### Exercise
Look for the string "color" in every line, and copy each line that has it.

### Material shown
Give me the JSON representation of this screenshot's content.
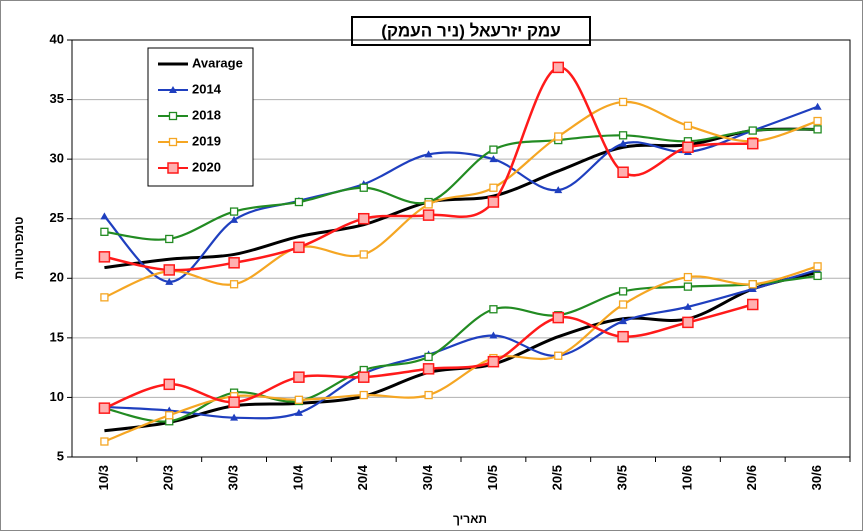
{
  "chart_data": {
    "type": "line",
    "title": "עמק יזרעאל (ניר העמק)",
    "y_label": "טמפרטורות",
    "x_label": "תאריך",
    "categories": [
      "10/3",
      "20/3",
      "30/3",
      "10/4",
      "20/4",
      "30/4",
      "10/5",
      "20/5",
      "30/5",
      "10/6",
      "20/6",
      "30/6"
    ],
    "ylim": [
      5,
      40
    ],
    "yticks": [
      5,
      10,
      15,
      20,
      25,
      30,
      35,
      40
    ],
    "grid": true,
    "legend": "top-left",
    "series": [
      {
        "name": "Avarage",
        "color": "#000000",
        "marker": "none",
        "values": [
          20.9,
          21.6,
          22,
          23.5,
          24.5,
          26.4,
          26.9,
          29,
          31,
          31.2,
          32.4,
          32.5
        ],
        "min_values": [
          7.2,
          7.9,
          9.3,
          9.5,
          10.1,
          12.1,
          12.8,
          15.1,
          16.6,
          16.6,
          19.1,
          20.5
        ]
      },
      {
        "name": "2014",
        "color": "#1f3fbf",
        "marker": "triangle",
        "values": [
          25.2,
          19.7,
          24.9,
          26.5,
          27.9,
          30.4,
          30.0,
          27.4,
          31.3,
          30.6,
          32.4,
          34.4
        ],
        "min_values": [
          9.2,
          8.9,
          8.3,
          8.7,
          12.0,
          13.6,
          15.2,
          13.5,
          16.4,
          17.6,
          19.1,
          20.7
        ]
      },
      {
        "name": "2018",
        "color": "#228b22",
        "marker": "square",
        "values": [
          23.9,
          23.3,
          25.6,
          26.4,
          27.6,
          26.4,
          30.8,
          31.6,
          32.0,
          31.5,
          32.4,
          32.5
        ],
        "min_values": [
          9.1,
          8.0,
          10.4,
          9.7,
          12.3,
          13.4,
          17.4,
          16.9,
          18.9,
          19.3,
          19.5,
          20.2
        ]
      },
      {
        "name": "2019",
        "color": "#f5a623",
        "marker": "square",
        "values": [
          18.4,
          20.6,
          19.5,
          22.6,
          22.0,
          26.2,
          27.6,
          31.9,
          34.8,
          32.8,
          31.5,
          33.2
        ],
        "min_values": [
          6.3,
          8.5,
          10.1,
          9.8,
          10.2,
          10.2,
          13.3,
          13.5,
          17.8,
          20.1,
          19.5,
          21.0
        ]
      },
      {
        "name": "2020",
        "color": "#ff1a1a",
        "marker": "square-filled",
        "values": [
          21.8,
          20.7,
          21.3,
          22.6,
          25.0,
          25.3,
          26.4,
          37.7,
          28.9,
          31.0,
          31.3,
          null
        ],
        "min_values": [
          9.1,
          11.1,
          9.6,
          11.7,
          11.7,
          12.4,
          13.0,
          16.7,
          15.1,
          16.3,
          17.8,
          null
        ]
      }
    ]
  }
}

### Result below
        "color": "#000000",
        "color": "#1f3fbf",
        "color": "#228b22",
        "color": "#f5a623",
        "color": "#ff1a1a",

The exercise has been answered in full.